» **Work to do**
Please rename "Age in 1979" to "Age as of 1979" throughout the items and write the lines out again, leaving everything else as it is.

(Spatial annotation entries)
......

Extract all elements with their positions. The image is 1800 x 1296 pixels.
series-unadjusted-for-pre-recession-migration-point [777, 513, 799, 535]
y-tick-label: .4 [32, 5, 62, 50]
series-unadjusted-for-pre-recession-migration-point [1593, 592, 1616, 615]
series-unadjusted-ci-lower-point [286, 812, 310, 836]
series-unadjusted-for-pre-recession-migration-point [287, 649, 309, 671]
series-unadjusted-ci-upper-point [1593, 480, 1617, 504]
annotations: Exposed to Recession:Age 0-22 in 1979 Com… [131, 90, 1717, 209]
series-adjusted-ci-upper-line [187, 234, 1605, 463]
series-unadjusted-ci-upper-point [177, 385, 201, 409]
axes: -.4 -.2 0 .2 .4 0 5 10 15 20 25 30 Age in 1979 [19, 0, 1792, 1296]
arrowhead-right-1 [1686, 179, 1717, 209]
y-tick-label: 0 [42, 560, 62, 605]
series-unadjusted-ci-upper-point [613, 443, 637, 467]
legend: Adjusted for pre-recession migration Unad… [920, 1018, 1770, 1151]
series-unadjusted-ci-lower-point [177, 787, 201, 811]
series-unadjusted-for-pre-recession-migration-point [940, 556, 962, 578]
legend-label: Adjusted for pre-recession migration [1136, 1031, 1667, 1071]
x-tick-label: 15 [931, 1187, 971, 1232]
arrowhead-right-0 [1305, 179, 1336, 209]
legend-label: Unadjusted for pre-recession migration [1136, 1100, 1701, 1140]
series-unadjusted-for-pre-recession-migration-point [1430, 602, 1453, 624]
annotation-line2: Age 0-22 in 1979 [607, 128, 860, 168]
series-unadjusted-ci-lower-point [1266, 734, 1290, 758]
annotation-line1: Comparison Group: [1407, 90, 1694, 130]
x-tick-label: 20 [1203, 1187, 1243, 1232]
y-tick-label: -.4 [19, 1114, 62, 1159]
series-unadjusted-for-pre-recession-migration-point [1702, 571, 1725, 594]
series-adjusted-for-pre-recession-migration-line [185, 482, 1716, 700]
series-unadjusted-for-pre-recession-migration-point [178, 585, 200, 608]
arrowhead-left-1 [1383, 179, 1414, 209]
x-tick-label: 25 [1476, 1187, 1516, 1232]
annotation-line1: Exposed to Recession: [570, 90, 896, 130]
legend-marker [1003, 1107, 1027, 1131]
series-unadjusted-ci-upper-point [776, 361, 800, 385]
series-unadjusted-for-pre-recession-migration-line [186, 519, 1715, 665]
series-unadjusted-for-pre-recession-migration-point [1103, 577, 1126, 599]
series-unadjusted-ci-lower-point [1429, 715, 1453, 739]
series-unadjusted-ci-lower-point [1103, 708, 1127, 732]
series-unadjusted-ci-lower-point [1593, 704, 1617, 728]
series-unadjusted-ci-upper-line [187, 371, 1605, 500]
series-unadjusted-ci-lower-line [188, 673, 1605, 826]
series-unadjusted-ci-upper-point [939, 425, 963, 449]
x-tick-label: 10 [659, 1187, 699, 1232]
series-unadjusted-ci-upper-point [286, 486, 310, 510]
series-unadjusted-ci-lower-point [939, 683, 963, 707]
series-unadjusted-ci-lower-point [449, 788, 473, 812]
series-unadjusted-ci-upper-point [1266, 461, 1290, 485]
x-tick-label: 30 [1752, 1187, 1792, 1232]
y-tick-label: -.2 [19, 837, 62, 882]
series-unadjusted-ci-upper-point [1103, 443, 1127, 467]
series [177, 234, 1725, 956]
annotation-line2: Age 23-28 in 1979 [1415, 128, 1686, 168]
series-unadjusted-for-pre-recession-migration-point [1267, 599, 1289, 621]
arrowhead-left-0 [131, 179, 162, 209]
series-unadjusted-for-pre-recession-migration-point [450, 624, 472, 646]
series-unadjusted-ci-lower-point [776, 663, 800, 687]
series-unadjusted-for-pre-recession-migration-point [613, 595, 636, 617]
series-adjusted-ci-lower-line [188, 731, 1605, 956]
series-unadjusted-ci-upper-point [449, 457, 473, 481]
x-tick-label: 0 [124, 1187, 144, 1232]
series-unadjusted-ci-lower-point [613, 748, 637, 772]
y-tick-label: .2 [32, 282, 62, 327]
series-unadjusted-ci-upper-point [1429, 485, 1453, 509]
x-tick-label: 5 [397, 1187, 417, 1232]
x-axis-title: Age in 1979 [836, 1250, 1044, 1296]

......

» **Written response**
Extract all elements with their positions. The image is 1800 x 1296 pixels.
series-unadjusted-for-pre-recession-migration-point [777, 513, 799, 535]
y-tick-label: .4 [32, 5, 62, 50]
series-unadjusted-for-pre-recession-migration-point [1593, 592, 1616, 615]
series-unadjusted-ci-lower-point [286, 812, 310, 836]
series-unadjusted-for-pre-recession-migration-point [287, 649, 309, 671]
series-unadjusted-ci-upper-point [1593, 480, 1617, 504]
annotations: Exposed to Recession:Age 0-22 in 1979 Com… [131, 90, 1717, 209]
series-adjusted-ci-upper-line [187, 234, 1605, 463]
series-unadjusted-ci-upper-point [177, 385, 201, 409]
axes: -.4 -.2 0 .2 .4 0 5 10 15 20 25 30 Age as of 1979 [19, 0, 1792, 1296]
arrowhead-right-1 [1686, 179, 1717, 209]
y-tick-label: 0 [42, 560, 62, 605]
series-unadjusted-ci-upper-point [613, 443, 637, 467]
legend: Adjusted for pre-recession migration Unad… [920, 1018, 1770, 1151]
series-unadjusted-ci-lower-point [177, 787, 201, 811]
series-unadjusted-for-pre-recession-migration-point [940, 556, 962, 578]
legend-label: Adjusted for pre-recession migration [1136, 1031, 1667, 1071]
x-tick-label: 15 [931, 1187, 971, 1232]
arrowhead-right-0 [1305, 179, 1336, 209]
legend-label: Unadjusted for pre-recession migration [1136, 1100, 1701, 1140]
series-unadjusted-for-pre-recession-migration-point [1430, 602, 1453, 624]
annotation-line2: Age 0-22 in 1979 [607, 128, 860, 168]
series-unadjusted-ci-lower-point [1266, 734, 1290, 758]
annotation-line1: Comparison Group: [1407, 90, 1694, 130]
x-tick-label: 20 [1203, 1187, 1243, 1232]
y-tick-label: -.4 [19, 1114, 62, 1159]
series-unadjusted-for-pre-recession-migration-point [1702, 571, 1725, 594]
series-adjusted-for-pre-recession-migration-line [185, 482, 1716, 700]
series-unadjusted-for-pre-recession-migration-point [178, 585, 200, 608]
arrowhead-left-1 [1383, 179, 1414, 209]
x-tick-label: 25 [1476, 1187, 1516, 1232]
annotation-line1: Exposed to Recession: [570, 90, 896, 130]
legend-marker [1003, 1107, 1027, 1131]
series-unadjusted-ci-upper-point [776, 361, 800, 385]
series-unadjusted-for-pre-recession-migration-line [186, 519, 1715, 665]
series-unadjusted-for-pre-recession-migration-point [1103, 577, 1126, 599]
series-unadjusted-ci-lower-point [1429, 715, 1453, 739]
series-unadjusted-ci-lower-point [1103, 708, 1127, 732]
series-unadjusted-ci-lower-point [1593, 704, 1617, 728]
series-unadjusted-ci-upper-line [187, 371, 1605, 500]
series-unadjusted-ci-lower-line [188, 673, 1605, 826]
series-unadjusted-ci-upper-point [939, 425, 963, 449]
x-tick-label: 10 [659, 1187, 699, 1232]
series-unadjusted-ci-upper-point [286, 486, 310, 510]
series-unadjusted-ci-lower-point [939, 683, 963, 707]
series-unadjusted-ci-lower-point [449, 788, 473, 812]
series-unadjusted-ci-upper-point [1266, 461, 1290, 485]
x-tick-label: 30 [1752, 1187, 1792, 1232]
y-tick-label: -.2 [19, 837, 62, 882]
series-unadjusted-ci-upper-point [1103, 443, 1127, 467]
series [177, 234, 1725, 956]
annotation-line2: Age 23-28 in 1979 [1415, 128, 1686, 168]
series-unadjusted-for-pre-recession-migration-point [1267, 599, 1289, 621]
arrowhead-left-0 [131, 179, 162, 209]
series-unadjusted-for-pre-recession-migration-point [450, 624, 472, 646]
series-unadjusted-ci-lower-point [776, 663, 800, 687]
series-unadjusted-for-pre-recession-migration-point [613, 595, 636, 617]
series-adjusted-ci-lower-line [188, 731, 1605, 956]
series-unadjusted-ci-upper-point [449, 457, 473, 481]
x-tick-label: 0 [124, 1187, 144, 1232]
series-unadjusted-ci-lower-point [613, 748, 637, 772]
y-tick-label: .2 [32, 282, 62, 327]
series-unadjusted-ci-upper-point [1429, 485, 1453, 509]
x-tick-label: 5 [397, 1187, 417, 1232]
x-axis-title: Age as of 1979 [836, 1250, 1044, 1296]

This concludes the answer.